**GIVEN INSTRUCTION:** Reproduce all records exactly.

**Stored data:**
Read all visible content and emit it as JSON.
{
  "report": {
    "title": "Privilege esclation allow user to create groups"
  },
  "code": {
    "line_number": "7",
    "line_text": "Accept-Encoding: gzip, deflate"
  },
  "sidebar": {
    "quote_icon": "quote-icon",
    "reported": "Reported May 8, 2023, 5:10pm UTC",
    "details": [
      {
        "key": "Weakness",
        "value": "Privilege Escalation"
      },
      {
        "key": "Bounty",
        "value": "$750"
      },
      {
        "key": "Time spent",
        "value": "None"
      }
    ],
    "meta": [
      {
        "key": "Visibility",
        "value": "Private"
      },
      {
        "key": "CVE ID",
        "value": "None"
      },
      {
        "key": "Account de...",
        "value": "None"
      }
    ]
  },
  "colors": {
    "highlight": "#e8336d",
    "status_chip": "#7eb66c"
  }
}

**IN RESPONSE:**
Read all visible content and emit it as JSON.
{
  "report": {
    "title": "Privilege esclation allow user to create groups"
  },
  "code": {
    "line_number": "7",
    "line_text": "Accept-Encoding: gzip, deflate"
  },
  "sidebar": {
    "quote_icon": "quote-icon",
    "reported": "Reported May 8, 2023, 5:10pm UTC",
    "details": [
      {
        "key": "Weakness",
        "value": "Privilege Escalation"
      },
      {
        "key": "Bounty",
        "value": "$750"
      },
      {
        "key": "Time spent",
        "value": "None"
      }
    ],
    "meta": [
      {
        "key": "Visibility",
        "value": "Private"
      },
      {
        "key": "CVE ID",
        "value": "None"
      },
      {
        "key": "Account de...",
        "value": "None"
      }
    ]
  },
  "colors": {
    "highlight": "#e8336d",
    "status_chip": "#7eb66c"
  }
}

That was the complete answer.